Edit the items below by replacing every "data-label" with "value-label", leaving everything else unchanged, and write them out again.
═══ Source data
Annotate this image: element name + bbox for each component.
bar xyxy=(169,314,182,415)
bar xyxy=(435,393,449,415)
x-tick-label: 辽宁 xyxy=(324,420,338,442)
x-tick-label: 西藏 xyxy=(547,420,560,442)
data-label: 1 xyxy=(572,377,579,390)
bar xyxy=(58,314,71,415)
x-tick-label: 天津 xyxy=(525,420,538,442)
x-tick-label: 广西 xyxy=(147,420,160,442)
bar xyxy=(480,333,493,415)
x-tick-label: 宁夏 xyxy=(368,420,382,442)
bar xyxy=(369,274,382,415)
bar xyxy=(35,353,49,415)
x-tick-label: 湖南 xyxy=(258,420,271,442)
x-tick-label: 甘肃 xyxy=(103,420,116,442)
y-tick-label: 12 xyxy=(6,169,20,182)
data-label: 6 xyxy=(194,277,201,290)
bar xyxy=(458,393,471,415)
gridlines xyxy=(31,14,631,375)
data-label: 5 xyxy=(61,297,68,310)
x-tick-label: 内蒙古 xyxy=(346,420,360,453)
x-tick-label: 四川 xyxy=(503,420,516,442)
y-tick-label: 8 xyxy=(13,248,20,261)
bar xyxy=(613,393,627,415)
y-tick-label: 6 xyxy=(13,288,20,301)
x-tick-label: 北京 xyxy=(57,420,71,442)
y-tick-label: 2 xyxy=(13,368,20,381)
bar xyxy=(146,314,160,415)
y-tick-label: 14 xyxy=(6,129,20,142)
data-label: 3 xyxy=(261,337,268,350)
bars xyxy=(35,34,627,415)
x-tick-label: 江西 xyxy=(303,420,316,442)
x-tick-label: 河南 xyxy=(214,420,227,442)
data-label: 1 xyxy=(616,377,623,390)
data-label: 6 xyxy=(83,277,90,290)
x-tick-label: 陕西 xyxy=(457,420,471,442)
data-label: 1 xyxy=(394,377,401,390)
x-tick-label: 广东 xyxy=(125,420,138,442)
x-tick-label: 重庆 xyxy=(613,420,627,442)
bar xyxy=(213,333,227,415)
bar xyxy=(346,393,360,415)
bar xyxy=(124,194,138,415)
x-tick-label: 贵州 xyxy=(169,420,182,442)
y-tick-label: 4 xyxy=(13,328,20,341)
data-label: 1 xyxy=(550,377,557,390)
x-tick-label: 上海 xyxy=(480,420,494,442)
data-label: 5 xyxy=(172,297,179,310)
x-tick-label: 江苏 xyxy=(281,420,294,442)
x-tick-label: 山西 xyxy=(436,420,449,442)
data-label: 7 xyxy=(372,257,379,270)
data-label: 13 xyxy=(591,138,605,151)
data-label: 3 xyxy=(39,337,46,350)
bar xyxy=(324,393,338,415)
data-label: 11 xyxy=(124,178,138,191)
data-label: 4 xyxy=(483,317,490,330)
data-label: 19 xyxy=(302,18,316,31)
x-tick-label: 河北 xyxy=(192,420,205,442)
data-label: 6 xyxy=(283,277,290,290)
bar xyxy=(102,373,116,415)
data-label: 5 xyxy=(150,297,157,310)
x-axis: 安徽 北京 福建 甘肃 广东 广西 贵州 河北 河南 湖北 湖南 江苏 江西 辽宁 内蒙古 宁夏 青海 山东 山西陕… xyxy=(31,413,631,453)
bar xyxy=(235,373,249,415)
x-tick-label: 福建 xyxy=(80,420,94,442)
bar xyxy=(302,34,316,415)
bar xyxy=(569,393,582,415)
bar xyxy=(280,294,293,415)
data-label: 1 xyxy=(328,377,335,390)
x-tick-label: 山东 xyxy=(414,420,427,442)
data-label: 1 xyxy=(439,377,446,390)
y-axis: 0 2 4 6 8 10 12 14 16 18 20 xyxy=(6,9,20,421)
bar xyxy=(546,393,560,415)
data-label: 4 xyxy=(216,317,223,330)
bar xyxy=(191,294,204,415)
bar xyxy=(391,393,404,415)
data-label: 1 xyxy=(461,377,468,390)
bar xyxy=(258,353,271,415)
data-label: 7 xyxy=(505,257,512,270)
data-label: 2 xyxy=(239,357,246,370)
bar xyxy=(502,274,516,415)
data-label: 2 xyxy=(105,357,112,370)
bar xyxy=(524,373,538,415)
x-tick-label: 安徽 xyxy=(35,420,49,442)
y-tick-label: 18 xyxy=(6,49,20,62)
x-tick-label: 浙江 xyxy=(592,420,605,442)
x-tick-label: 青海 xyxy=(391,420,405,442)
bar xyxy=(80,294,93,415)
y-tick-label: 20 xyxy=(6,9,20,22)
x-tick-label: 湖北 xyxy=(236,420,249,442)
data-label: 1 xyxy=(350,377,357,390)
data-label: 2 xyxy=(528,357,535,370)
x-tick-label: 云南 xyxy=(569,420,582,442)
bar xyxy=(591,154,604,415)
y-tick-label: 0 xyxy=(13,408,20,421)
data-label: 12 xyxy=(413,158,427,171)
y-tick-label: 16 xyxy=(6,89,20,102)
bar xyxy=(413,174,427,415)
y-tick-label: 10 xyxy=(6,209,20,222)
══════
> _Result_
Annotate this image: element name + bbox for each component.
bar xyxy=(169,314,182,415)
bar xyxy=(435,393,449,415)
x-tick-label: 辽宁 xyxy=(324,420,338,442)
x-tick-label: 西藏 xyxy=(547,420,560,442)
value-label: 1 xyxy=(572,377,579,390)
bar xyxy=(58,314,71,415)
x-tick-label: 天津 xyxy=(525,420,538,442)
x-tick-label: 广西 xyxy=(147,420,160,442)
bar xyxy=(480,333,493,415)
x-tick-label: 宁夏 xyxy=(368,420,382,442)
bar xyxy=(369,274,382,415)
bar xyxy=(35,353,49,415)
x-tick-label: 湖南 xyxy=(258,420,271,442)
x-tick-label: 甘肃 xyxy=(103,420,116,442)
y-tick-label: 12 xyxy=(6,169,20,182)
value-label: 6 xyxy=(194,277,201,290)
bar xyxy=(458,393,471,415)
gridlines xyxy=(31,14,631,375)
value-label: 5 xyxy=(61,297,68,310)
x-tick-label: 内蒙古 xyxy=(346,420,360,453)
x-tick-label: 四川 xyxy=(503,420,516,442)
y-tick-label: 8 xyxy=(13,248,20,261)
bar xyxy=(613,393,627,415)
y-tick-label: 6 xyxy=(13,288,20,301)
x-tick-label: 北京 xyxy=(57,420,71,442)
y-tick-label: 2 xyxy=(13,368,20,381)
bar xyxy=(146,314,160,415)
y-tick-label: 14 xyxy=(6,129,20,142)
value-label: 3 xyxy=(261,337,268,350)
bars xyxy=(35,34,627,415)
x-tick-label: 江西 xyxy=(303,420,316,442)
x-tick-label: 河南 xyxy=(214,420,227,442)
value-label: 1 xyxy=(616,377,623,390)
value-label: 6 xyxy=(83,277,90,290)
x-tick-label: 陕西 xyxy=(457,420,471,442)
value-label: 1 xyxy=(394,377,401,390)
x-tick-label: 广东 xyxy=(125,420,138,442)
x-tick-label: 重庆 xyxy=(613,420,627,442)
bar xyxy=(213,333,227,415)
bar xyxy=(346,393,360,415)
bar xyxy=(124,194,138,415)
x-tick-label: 贵州 xyxy=(169,420,182,442)
y-tick-label: 4 xyxy=(13,328,20,341)
value-label: 1 xyxy=(550,377,557,390)
x-tick-label: 上海 xyxy=(480,420,494,442)
value-label: 5 xyxy=(172,297,179,310)
x-tick-label: 江苏 xyxy=(281,420,294,442)
x-tick-label: 山西 xyxy=(436,420,449,442)
value-label: 7 xyxy=(372,257,379,270)
value-label: 13 xyxy=(591,138,605,151)
value-label: 3 xyxy=(39,337,46,350)
bar xyxy=(324,393,338,415)
value-label: 11 xyxy=(124,178,138,191)
value-label: 4 xyxy=(483,317,490,330)
value-label: 19 xyxy=(302,18,316,31)
x-tick-label: 河北 xyxy=(192,420,205,442)
value-label: 6 xyxy=(283,277,290,290)
bar xyxy=(102,373,116,415)
value-label: 5 xyxy=(150,297,157,310)
x-axis: 安徽 北京 福建 甘肃 广东 广西 贵州 河北 河南 湖北 湖南 江苏 江西 辽宁 内蒙古 宁夏 青海 山东 山西陕… xyxy=(31,413,631,453)
bar xyxy=(235,373,249,415)
x-tick-label: 福建 xyxy=(80,420,94,442)
bar xyxy=(302,34,316,415)
bar xyxy=(569,393,582,415)
bar xyxy=(280,294,293,415)
value-label: 1 xyxy=(328,377,335,390)
x-tick-label: 山东 xyxy=(414,420,427,442)
value-label: 1 xyxy=(439,377,446,390)
y-axis: 0 2 4 6 8 10 12 14 16 18 20 xyxy=(6,9,20,421)
bar xyxy=(546,393,560,415)
value-label: 4 xyxy=(216,317,223,330)
bar xyxy=(191,294,204,415)
bar xyxy=(391,393,404,415)
value-label: 1 xyxy=(461,377,468,390)
bar xyxy=(258,353,271,415)
value-label: 7 xyxy=(505,257,512,270)
value-label: 2 xyxy=(239,357,246,370)
bar xyxy=(502,274,516,415)
value-label: 2 xyxy=(105,357,112,370)
bar xyxy=(524,373,538,415)
x-tick-label: 安徽 xyxy=(35,420,49,442)
y-tick-label: 18 xyxy=(6,49,20,62)
x-tick-label: 浙江 xyxy=(592,420,605,442)
x-tick-label: 青海 xyxy=(391,420,405,442)
bar xyxy=(80,294,93,415)
y-tick-label: 20 xyxy=(6,9,20,22)
x-tick-label: 湖北 xyxy=(236,420,249,442)
value-label: 1 xyxy=(350,377,357,390)
value-label: 2 xyxy=(528,357,535,370)
x-tick-label: 云南 xyxy=(569,420,582,442)
bar xyxy=(591,154,604,415)
y-tick-label: 0 xyxy=(13,408,20,421)
value-label: 12 xyxy=(413,158,427,171)
y-tick-label: 16 xyxy=(6,89,20,102)
bar xyxy=(413,174,427,415)
y-tick-label: 10 xyxy=(6,209,20,222)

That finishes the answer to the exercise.